### Prompt:
Write out the full set of records below exactly.

### Data lines:
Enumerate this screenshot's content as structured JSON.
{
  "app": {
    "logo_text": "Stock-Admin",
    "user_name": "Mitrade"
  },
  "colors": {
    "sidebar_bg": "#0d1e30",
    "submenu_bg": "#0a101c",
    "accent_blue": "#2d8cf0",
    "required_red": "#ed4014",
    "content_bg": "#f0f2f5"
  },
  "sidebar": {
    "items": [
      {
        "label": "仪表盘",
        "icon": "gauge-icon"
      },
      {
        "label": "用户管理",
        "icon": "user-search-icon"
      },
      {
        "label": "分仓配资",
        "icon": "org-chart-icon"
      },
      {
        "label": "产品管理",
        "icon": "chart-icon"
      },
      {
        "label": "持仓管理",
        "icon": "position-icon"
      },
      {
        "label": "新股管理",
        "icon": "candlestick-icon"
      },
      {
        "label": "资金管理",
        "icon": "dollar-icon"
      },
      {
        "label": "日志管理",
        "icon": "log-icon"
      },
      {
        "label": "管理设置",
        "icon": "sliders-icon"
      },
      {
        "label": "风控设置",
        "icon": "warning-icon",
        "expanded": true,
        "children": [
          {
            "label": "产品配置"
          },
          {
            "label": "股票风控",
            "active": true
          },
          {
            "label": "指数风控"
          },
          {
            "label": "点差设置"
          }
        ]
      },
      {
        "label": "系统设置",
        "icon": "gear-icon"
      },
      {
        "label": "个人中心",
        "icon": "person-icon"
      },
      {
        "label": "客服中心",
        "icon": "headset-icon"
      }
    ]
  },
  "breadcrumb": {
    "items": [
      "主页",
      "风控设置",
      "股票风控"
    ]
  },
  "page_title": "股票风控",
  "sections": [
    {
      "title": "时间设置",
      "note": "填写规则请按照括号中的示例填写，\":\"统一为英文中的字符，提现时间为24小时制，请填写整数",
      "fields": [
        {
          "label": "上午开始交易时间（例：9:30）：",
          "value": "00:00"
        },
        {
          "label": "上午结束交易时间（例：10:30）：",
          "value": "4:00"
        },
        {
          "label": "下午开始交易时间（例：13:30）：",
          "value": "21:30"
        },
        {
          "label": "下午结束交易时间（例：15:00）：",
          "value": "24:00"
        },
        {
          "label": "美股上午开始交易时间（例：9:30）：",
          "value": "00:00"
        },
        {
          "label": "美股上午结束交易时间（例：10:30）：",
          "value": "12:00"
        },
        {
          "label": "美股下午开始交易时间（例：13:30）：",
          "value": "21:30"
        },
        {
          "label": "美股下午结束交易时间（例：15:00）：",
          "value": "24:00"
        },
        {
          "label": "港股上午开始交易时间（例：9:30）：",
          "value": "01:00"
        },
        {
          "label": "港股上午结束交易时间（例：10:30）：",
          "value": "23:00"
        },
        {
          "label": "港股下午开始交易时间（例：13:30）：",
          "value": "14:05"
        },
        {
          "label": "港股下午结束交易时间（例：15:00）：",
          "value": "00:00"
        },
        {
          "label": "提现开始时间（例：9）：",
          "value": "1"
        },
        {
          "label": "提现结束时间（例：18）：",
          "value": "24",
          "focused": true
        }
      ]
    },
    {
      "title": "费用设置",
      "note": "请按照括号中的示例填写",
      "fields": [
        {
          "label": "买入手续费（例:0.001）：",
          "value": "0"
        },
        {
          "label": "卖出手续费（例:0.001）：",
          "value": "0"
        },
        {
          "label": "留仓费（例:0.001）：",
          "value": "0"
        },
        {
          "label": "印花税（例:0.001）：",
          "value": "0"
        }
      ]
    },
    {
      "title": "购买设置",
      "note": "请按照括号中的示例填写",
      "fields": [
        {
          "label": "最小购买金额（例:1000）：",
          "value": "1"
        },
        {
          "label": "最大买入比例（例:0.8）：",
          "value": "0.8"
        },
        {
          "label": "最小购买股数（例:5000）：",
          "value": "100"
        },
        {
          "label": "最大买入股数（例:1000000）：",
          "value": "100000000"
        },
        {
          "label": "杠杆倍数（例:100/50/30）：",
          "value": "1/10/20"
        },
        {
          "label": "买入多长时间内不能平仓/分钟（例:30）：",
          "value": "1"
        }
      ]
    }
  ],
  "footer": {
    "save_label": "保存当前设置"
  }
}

### Response to this exercise:
Enumerate this screenshot's content as structured JSON.
{
  "app": {
    "logo_text": "Stock-Admin",
    "user_name": "Mitrade"
  },
  "colors": {
    "sidebar_bg": "#0d1e30",
    "submenu_bg": "#0a101c",
    "accent_blue": "#2d8cf0",
    "required_red": "#ed4014",
    "content_bg": "#f0f2f5"
  },
  "sidebar": {
    "items": [
      {
        "label": "仪表盘",
        "icon": "gauge-icon"
      },
      {
        "label": "用户管理",
        "icon": "user-search-icon"
      },
      {
        "label": "分仓配资",
        "icon": "org-chart-icon"
      },
      {
        "label": "产品管理",
        "icon": "chart-icon"
      },
      {
        "label": "持仓管理",
        "icon": "position-icon"
      },
      {
        "label": "新股管理",
        "icon": "candlestick-icon"
      },
      {
        "label": "资金管理",
        "icon": "dollar-icon"
      },
      {
        "label": "日志管理",
        "icon": "log-icon"
      },
      {
        "label": "管理设置",
        "icon": "sliders-icon"
      },
      {
        "label": "风控设置",
        "icon": "warning-icon",
        "expanded": true,
        "children": [
          {
            "label": "产品配置"
          },
          {
            "label": "股票风控",
            "active": true
          },
          {
            "label": "指数风控"
          },
          {
            "label": "点差设置"
          }
        ]
      },
      {
        "label": "系统设置",
        "icon": "gear-icon"
      },
      {
        "label": "个人中心",
        "icon": "person-icon"
      },
      {
        "label": "客服中心",
        "icon": "headset-icon"
      }
    ]
  },
  "breadcrumb": {
    "items": [
      "主页",
      "风控设置",
      "股票风控"
    ]
  },
  "page_title": "股票风控",
  "sections": [
    {
      "title": "时间设置",
      "note": "填写规则请按照括号中的示例填写，\":\"统一为英文中的字符，提现时间为24小时制，请填写整数",
      "fields": [
        {
          "label": "上午开始交易时间（例：9:30）：",
          "value": "00:00"
        },
        {
          "label": "上午结束交易时间（例：10:30）：",
          "value": "4:00"
        },
        {
          "label": "下午开始交易时间（例：13:30）：",
          "value": "21:30"
        },
        {
          "label": "下午结束交易时间（例：15:00）：",
          "value": "24:00"
        },
        {
          "label": "美股上午开始交易时间（例：9:30）：",
          "value": "00:00"
        },
        {
          "label": "美股上午结束交易时间（例：10:30）：",
          "value": "12:00"
        },
        {
          "label": "美股下午开始交易时间（例：13:30）：",
          "value": "21:30"
        },
        {
          "label": "美股下午结束交易时间（例：15:00）：",
          "value": "24:00"
        },
        {
          "label": "港股上午开始交易时间（例：9:30）：",
          "value": "01:00"
        },
        {
          "label": "港股上午结束交易时间（例：10:30）：",
          "value": "23:00"
        },
        {
          "label": "港股下午开始交易时间（例：13:30）：",
          "value": "14:05"
        },
        {
          "label": "港股下午结束交易时间（例：15:00）：",
          "value": "00:00"
        },
        {
          "label": "提现开始时间（例：9）：",
          "value": "1"
        },
        {
          "label": "提现结束时间（例：18）：",
          "value": "24",
          "focused": true
        }
      ]
    },
    {
      "title": "费用设置",
      "note": "请按照括号中的示例填写",
      "fields": [
        {
          "label": "买入手续费（例:0.001）：",
          "value": "0"
        },
        {
          "label": "卖出手续费（例:0.001）：",
          "value": "0"
        },
        {
          "label": "留仓费（例:0.001）：",
          "value": "0"
        },
        {
          "label": "印花税（例:0.001）：",
          "value": "0"
        }
      ]
    },
    {
      "title": "购买设置",
      "note": "请按照括号中的示例填写",
      "fields": [
        {
          "label": "最小购买金额（例:1000）：",
          "value": "1"
        },
        {
          "label": "最大买入比例（例:0.8）：",
          "value": "0.8"
        },
        {
          "label": "最小购买股数（例:5000）：",
          "value": "100"
        },
        {
          "label": "最大买入股数（例:1000000）：",
          "value": "100000000"
        },
        {
          "label": "杠杆倍数（例:100/50/30）：",
          "value": "1/10/20"
        },
        {
          "label": "买入多长时间内不能平仓/分钟（例:30）：",
          "value": "1"
        }
      ]
    }
  ],
  "footer": {
    "save_label": "保存当前设置"
  }
}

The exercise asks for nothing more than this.